Монах из Мохи — страница 12 из 45

Но заниматься такими вещами никто не хотел.

Никто – до Мохтара. И потому Гассан – прилетев в Саудовскую Аравию, а затем улетев, гуляя под цветущими сакурами в Киото – размышлял о том, что мысль у Мохтара здравая. Гассан знал, что йеменский кофе вроде хорош, но вывезти его из страны непросто. Если в Йемен поедет американский йеменец, он ведь станет естественным мостиком между неприступными горами и местным политическим дурдомом, с одной стороны, и мировым рынком кофейных зерен – с другой?

Много лет прожив в эфемерном мире программного обеспечения, Гассан искал чего-нибудь более трехмерного. Кофе можно понюхать, потрогать, попробовать на вкус. И кофе – товар широкого потребления, ему не страшна никакая рецессия. Не считая бензина, кофе, пожалуй, – самый кризисоустойчивый товар. Топливо для машин, топливо для людей.

– Но ты давай-ка посерьезнее, – сказал Гассан Мохтару в тот день в Миссии. – Пойми хотя бы, о чем речь-то идет.

== Условие задачи ==
Ответьте по фрагменту на три вопроса:
(a) Где гулял Гассан, размышляя о мысли Мохтара?
(b) Какой товар, кроме кофе, упомянут как кризисоустойчивый?
(c) Где Гассан сказал Мохтару, что тому надо взяться за дело посерьезнее?
Записи никак не связаны с этим фрагментом.

== Исходные данные ==
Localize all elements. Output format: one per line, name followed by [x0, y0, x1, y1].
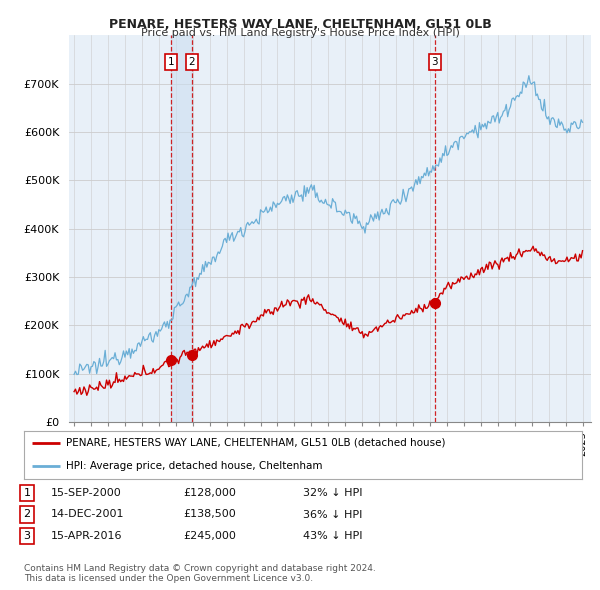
Bar — [171, 35, 192, 422]
Text: PENARE, HESTERS WAY LANE, CHELTENHAM, GL51 0LB (detached house): PENARE, HESTERS WAY LANE, CHELTENHAM, GL… — [66, 438, 445, 448]
Text: 1: 1 — [167, 57, 174, 67]
Text: 2: 2 — [23, 510, 31, 519]
Text: 43% ↓ HPI: 43% ↓ HPI — [303, 531, 362, 540]
Text: 3: 3 — [23, 531, 31, 540]
Text: PENARE, HESTERS WAY LANE, CHELTENHAM, GL51 0LB: PENARE, HESTERS WAY LANE, CHELTENHAM, GL… — [109, 18, 491, 31]
Text: Contains HM Land Registry data © Crown copyright and database right 2024.
This d: Contains HM Land Registry data © Crown c… — [24, 563, 376, 583]
Text: Price paid vs. HM Land Registry's House Price Index (HPI): Price paid vs. HM Land Registry's House … — [140, 28, 460, 38]
Text: £138,500: £138,500 — [183, 510, 236, 519]
Text: 15-APR-2016: 15-APR-2016 — [51, 531, 122, 540]
Text: 3: 3 — [431, 57, 438, 67]
Text: 32% ↓ HPI: 32% ↓ HPI — [303, 489, 362, 498]
Text: 36% ↓ HPI: 36% ↓ HPI — [303, 510, 362, 519]
Text: 14-DEC-2001: 14-DEC-2001 — [51, 510, 125, 519]
Text: HPI: Average price, detached house, Cheltenham: HPI: Average price, detached house, Chel… — [66, 461, 322, 471]
Text: £128,000: £128,000 — [183, 489, 236, 498]
Text: 1: 1 — [23, 489, 31, 498]
Text: £245,000: £245,000 — [183, 531, 236, 540]
Text: 15-SEP-2000: 15-SEP-2000 — [51, 489, 122, 498]
Text: 2: 2 — [188, 57, 195, 67]
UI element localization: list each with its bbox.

== Ответ ==
(a) Гассан гулял под цветущими сакурами в Киото.
(b) Кроме кофе, упомянут бензин.
(c) Гассан сказал это Мохтару в Миссии.